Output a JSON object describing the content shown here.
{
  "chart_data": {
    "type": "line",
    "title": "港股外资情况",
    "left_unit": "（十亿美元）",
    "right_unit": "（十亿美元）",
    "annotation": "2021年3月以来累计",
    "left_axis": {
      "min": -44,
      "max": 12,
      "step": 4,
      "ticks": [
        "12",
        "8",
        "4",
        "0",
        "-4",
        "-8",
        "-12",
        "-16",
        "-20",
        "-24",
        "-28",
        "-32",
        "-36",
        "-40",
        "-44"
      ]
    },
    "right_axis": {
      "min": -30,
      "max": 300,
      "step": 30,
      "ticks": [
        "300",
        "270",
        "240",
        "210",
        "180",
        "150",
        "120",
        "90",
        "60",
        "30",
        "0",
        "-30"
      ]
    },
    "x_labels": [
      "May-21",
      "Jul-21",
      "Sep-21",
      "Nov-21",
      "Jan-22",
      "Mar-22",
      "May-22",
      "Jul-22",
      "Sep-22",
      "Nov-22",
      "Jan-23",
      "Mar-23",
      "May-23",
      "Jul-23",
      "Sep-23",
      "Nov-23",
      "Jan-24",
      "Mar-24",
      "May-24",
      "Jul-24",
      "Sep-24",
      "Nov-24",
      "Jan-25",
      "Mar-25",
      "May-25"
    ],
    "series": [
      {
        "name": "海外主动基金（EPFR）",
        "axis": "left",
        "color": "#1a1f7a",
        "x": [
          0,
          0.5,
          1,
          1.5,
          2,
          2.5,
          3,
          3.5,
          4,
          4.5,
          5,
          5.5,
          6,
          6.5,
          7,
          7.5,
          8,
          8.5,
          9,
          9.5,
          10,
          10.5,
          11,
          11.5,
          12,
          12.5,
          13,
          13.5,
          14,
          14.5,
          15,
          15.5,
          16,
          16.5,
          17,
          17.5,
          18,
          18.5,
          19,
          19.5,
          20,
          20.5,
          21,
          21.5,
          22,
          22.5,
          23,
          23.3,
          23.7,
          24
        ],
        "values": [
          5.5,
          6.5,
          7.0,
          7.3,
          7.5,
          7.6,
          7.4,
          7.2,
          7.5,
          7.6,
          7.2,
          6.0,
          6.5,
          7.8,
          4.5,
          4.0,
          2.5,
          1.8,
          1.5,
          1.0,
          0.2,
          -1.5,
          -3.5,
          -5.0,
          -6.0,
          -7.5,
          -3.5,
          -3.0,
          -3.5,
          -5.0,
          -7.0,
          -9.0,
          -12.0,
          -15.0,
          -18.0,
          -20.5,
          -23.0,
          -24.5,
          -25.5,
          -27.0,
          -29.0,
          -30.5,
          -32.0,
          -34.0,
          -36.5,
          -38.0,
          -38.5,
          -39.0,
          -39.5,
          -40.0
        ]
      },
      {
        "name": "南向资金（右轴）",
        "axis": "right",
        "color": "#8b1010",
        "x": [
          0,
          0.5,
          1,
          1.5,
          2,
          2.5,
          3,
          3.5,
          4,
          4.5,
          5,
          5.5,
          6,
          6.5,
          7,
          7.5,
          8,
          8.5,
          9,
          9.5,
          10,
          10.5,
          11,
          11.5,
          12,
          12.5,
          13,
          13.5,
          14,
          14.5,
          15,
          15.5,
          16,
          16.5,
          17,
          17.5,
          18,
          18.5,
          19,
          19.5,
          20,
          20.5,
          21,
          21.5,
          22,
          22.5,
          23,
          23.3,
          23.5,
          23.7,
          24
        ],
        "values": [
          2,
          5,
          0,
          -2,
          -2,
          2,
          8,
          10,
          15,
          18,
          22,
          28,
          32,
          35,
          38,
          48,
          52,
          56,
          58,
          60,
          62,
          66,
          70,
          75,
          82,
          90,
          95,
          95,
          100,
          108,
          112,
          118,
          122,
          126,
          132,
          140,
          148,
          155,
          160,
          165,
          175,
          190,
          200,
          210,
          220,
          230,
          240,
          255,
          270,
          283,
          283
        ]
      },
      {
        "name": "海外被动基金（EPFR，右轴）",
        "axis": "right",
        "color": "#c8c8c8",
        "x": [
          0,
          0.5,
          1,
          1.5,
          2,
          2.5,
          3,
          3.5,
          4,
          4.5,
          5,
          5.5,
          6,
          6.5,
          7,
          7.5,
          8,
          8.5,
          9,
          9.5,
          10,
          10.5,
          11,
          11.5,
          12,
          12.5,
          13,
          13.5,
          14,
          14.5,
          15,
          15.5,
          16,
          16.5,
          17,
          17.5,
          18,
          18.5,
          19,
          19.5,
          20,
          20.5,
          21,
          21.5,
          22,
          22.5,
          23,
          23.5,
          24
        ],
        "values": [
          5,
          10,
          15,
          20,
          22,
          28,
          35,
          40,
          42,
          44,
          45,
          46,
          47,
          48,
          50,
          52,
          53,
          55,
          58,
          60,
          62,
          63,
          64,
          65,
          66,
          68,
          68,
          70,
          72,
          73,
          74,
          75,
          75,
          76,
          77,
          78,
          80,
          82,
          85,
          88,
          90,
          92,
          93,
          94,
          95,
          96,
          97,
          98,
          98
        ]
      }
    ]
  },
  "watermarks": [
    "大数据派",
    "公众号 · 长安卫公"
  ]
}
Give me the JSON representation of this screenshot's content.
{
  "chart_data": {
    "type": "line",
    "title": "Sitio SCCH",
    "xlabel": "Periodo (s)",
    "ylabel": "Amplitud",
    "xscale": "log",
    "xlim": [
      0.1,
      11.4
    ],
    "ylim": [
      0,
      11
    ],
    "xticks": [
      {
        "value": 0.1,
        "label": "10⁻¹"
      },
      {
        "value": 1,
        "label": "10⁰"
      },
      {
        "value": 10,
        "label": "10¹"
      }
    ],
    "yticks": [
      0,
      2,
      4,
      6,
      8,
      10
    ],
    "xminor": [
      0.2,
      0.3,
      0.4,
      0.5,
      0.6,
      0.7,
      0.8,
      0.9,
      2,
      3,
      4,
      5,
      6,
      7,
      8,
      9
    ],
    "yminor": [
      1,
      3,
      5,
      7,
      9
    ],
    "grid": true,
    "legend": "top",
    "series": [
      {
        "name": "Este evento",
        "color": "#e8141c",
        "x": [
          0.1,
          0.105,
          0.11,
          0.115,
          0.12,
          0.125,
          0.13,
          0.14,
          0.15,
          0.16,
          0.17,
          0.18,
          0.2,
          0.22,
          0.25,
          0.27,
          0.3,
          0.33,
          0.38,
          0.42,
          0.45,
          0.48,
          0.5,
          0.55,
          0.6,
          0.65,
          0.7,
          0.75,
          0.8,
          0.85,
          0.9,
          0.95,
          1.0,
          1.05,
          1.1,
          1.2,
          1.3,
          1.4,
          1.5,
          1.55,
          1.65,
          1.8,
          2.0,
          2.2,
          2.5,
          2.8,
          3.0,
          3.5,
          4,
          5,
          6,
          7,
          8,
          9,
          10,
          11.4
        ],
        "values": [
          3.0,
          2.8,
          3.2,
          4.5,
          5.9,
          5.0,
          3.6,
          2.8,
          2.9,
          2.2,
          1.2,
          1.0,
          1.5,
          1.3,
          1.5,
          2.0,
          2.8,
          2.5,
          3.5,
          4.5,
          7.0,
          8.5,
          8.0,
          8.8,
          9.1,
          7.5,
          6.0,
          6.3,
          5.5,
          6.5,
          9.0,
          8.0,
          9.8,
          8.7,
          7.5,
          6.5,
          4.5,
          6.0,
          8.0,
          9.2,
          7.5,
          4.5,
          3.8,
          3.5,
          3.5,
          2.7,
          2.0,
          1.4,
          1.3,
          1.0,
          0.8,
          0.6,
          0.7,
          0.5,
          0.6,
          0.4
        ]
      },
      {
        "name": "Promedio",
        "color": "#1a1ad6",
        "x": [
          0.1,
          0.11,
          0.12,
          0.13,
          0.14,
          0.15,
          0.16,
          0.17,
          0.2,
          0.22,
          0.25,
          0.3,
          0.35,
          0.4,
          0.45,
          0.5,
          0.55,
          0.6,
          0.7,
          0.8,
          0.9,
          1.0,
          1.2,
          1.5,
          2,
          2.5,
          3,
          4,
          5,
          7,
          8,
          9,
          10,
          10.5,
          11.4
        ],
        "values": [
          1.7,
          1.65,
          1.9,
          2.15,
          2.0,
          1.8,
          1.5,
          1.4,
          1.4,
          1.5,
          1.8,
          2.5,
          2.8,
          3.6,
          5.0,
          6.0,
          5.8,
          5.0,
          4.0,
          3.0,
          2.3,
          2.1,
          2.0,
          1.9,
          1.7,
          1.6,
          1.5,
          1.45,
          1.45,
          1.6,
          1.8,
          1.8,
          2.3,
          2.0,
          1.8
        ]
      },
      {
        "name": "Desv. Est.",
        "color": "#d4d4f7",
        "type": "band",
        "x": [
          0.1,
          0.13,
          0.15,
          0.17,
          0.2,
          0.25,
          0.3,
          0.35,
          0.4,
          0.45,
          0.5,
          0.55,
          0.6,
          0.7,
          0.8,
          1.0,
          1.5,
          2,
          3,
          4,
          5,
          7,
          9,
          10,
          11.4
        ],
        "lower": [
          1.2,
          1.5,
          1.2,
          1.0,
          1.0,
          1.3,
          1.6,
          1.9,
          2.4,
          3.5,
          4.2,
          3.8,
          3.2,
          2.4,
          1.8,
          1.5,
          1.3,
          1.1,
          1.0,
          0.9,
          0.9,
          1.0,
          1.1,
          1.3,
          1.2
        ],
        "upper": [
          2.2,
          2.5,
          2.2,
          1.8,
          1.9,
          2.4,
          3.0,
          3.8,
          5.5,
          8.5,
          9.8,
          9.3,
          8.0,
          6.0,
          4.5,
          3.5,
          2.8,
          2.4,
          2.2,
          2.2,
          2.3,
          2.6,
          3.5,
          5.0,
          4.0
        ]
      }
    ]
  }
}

※

Prompt:
Of the lines in the entries, how many include the word "name"? State only the number.

Exercise result:
6